◆ DATASET ENTRIES ◆
## START

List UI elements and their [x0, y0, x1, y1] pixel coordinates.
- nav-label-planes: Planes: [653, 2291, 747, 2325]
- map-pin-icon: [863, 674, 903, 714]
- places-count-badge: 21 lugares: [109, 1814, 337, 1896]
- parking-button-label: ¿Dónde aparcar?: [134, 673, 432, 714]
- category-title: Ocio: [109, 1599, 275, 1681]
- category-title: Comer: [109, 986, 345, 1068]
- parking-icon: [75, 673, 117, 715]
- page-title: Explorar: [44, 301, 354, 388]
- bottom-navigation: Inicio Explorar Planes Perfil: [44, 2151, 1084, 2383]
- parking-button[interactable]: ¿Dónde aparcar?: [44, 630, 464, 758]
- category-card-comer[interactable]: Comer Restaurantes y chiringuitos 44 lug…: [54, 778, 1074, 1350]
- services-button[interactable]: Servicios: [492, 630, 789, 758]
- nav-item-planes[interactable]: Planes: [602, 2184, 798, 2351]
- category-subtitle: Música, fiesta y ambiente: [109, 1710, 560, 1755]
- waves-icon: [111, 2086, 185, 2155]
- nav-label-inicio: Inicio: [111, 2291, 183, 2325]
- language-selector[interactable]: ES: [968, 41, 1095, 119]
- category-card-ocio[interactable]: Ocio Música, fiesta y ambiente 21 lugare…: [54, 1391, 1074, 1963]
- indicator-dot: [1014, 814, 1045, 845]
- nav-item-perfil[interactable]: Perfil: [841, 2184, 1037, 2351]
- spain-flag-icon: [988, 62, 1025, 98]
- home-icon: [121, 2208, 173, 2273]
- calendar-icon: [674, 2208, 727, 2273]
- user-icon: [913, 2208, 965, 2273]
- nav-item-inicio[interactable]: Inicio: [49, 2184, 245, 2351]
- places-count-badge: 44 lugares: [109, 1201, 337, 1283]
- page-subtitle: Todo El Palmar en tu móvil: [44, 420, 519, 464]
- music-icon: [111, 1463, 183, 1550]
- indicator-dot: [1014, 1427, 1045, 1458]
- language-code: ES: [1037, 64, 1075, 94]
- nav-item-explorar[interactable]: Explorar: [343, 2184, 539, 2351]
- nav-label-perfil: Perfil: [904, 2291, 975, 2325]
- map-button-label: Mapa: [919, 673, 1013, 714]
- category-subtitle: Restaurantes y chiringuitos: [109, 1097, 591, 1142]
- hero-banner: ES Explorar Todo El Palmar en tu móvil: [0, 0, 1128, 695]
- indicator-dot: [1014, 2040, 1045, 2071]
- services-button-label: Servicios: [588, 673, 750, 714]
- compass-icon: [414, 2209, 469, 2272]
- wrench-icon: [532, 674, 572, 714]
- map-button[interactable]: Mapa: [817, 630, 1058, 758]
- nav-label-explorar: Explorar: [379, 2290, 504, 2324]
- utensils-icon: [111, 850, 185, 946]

## END

◆ TASK OBJECTIVE ◆
Please format every line of the material as a Markdown table with the columns "No." and "Line", numbering the rows and leaving out blank lines.

◆ OUTPUT ◆
| No. | Line |
|---|---|
| 1 | List UI elements and their [x0, y0, x1, y1] pixel coordinates. |
| 2 | - nav-label-planes: Planes: [653, 2291, 747, 2325] |
| 3 | - map-pin-icon: [863, 674, 903, 714] |
| 4 | - places-count-badge: 21 lugares: [109, 1814, 337, 1896] |
| 5 | - parking-button-label: ¿Dónde aparcar?: [134, 673, 432, 714] |
| 6 | - category-title: Ocio: [109, 1599, 275, 1681] |
| 7 | - category-title: Comer: [109, 986, 345, 1068] |
| 8 | - parking-icon: [75, 673, 117, 715] |
| 9 | - page-title: Explorar: [44, 301, 354, 388] |
| 10 | - bottom-navigation: Inicio Explorar Planes Perfil: [44, 2151, 1084, 2383] |
| 11 | - parking-button[interactable]: ¿Dónde aparcar?: [44, 630, 464, 758] |
| 12 | - category-card-comer[interactable]: Comer Restaurantes y chiringuitos 44 lug…: [54, 778, 1074, 1350] |
| 13 | - services-button[interactable]: Servicios: [492, 630, 789, 758] |
| 14 | - nav-item-planes[interactable]: Planes: [602, 2184, 798, 2351] |
| 15 | - category-subtitle: Música, fiesta y ambiente: [109, 1710, 560, 1755] |
| 16 | - waves-icon: [111, 2086, 185, 2155] |
| 17 | - nav-label-inicio: Inicio: [111, 2291, 183, 2325] |
| 18 | - language-selector[interactable]: ES: [968, 41, 1095, 119] |
| 19 | - category-card-ocio[interactable]: Ocio Música, fiesta y ambiente 21 lugare…: [54, 1391, 1074, 1963] |
| 20 | - indicator-dot: [1014, 814, 1045, 845] |
| 21 | - nav-item-perfil[interactable]: Perfil: [841, 2184, 1037, 2351] |
| 22 | - spain-flag-icon: [988, 62, 1025, 98] |
| 23 | - home-icon: [121, 2208, 173, 2273] |
| 24 | - calendar-icon: [674, 2208, 727, 2273] |
| 25 | - user-icon: [913, 2208, 965, 2273] |
| 26 | - nav-item-inicio[interactable]: Inicio: [49, 2184, 245, 2351] |
| 27 | - places-count-badge: 44 lugares: [109, 1201, 337, 1283] |
| 28 | - page-subtitle: Todo El Palmar en tu móvil: [44, 420, 519, 464] |
| 29 | - music-icon: [111, 1463, 183, 1550] |
| 30 | - indicator-dot: [1014, 1427, 1045, 1458] |
| 31 | - language-code: ES: [1037, 64, 1075, 94] |
| 32 | - nav-item-explorar[interactable]: Explorar: [343, 2184, 539, 2351] |
| 33 | - nav-label-perfil: Perfil: [904, 2291, 975, 2325] |
| 34 | - map-button-label: Mapa: [919, 673, 1013, 714] |
| 35 | - category-subtitle: Restaurantes y chiringuitos: [109, 1097, 591, 1142] |
| 36 | - hero-banner: ES Explorar Todo El Palmar en tu móvil: [0, 0, 1128, 695] |
| 37 | - indicator-dot: [1014, 2040, 1045, 2071] |
| 38 | - services-button-label: Servicios: [588, 673, 750, 714] |
| 39 | - compass-icon: [414, 2209, 469, 2272] |
| 40 | - wrench-icon: [532, 674, 572, 714] |
| 41 | - map-button[interactable]: Mapa: [817, 630, 1058, 758] |
| 42 | - nav-label-explorar: Explorar: [379, 2290, 504, 2324] |
| 43 | - utensils-icon: [111, 850, 185, 946] |